__Request__
Copy all lines below containing "беруть".

[Start of Supplied material]

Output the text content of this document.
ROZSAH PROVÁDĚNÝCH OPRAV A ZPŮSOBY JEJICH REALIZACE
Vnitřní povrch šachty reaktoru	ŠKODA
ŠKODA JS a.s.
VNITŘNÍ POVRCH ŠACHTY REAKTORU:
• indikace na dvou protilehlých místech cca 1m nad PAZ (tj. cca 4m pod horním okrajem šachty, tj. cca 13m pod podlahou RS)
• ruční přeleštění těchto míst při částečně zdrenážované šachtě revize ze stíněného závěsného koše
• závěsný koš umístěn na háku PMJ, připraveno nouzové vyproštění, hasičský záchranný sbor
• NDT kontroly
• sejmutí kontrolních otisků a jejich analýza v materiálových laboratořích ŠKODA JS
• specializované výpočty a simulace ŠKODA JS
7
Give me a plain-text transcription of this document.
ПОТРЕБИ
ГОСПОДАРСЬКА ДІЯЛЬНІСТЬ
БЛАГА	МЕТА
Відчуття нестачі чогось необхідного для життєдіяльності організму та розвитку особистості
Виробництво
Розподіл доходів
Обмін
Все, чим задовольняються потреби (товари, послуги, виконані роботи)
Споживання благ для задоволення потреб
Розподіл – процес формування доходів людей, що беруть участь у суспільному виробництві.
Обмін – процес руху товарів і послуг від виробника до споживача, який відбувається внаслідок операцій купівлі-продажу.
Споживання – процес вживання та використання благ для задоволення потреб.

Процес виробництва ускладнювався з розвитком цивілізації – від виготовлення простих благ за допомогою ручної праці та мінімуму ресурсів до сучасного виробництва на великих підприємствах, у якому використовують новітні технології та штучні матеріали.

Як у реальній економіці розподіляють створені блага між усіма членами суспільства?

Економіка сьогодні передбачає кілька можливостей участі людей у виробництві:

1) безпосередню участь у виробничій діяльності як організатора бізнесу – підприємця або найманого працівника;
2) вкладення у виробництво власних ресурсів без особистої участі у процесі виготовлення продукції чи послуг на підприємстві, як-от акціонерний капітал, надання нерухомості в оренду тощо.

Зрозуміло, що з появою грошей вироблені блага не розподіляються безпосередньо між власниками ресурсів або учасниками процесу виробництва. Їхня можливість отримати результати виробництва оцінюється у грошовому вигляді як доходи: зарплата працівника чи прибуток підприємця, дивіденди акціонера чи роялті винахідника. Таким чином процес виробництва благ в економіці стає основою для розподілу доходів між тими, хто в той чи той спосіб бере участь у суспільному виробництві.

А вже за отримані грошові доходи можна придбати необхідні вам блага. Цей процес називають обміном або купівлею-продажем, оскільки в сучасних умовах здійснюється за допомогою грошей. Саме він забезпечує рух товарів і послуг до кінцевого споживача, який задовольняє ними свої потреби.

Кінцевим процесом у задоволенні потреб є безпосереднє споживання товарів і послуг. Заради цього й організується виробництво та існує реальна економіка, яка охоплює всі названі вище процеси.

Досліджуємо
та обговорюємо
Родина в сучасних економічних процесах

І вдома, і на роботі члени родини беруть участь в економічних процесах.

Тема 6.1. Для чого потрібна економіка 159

[End of Supplied material]

__Correct answer__
Розподіл – процес формування доходів людей, що беруть участь у суспільному виробництві.
І вдома, і на роботі члени родини беруть участь в економічних процесах.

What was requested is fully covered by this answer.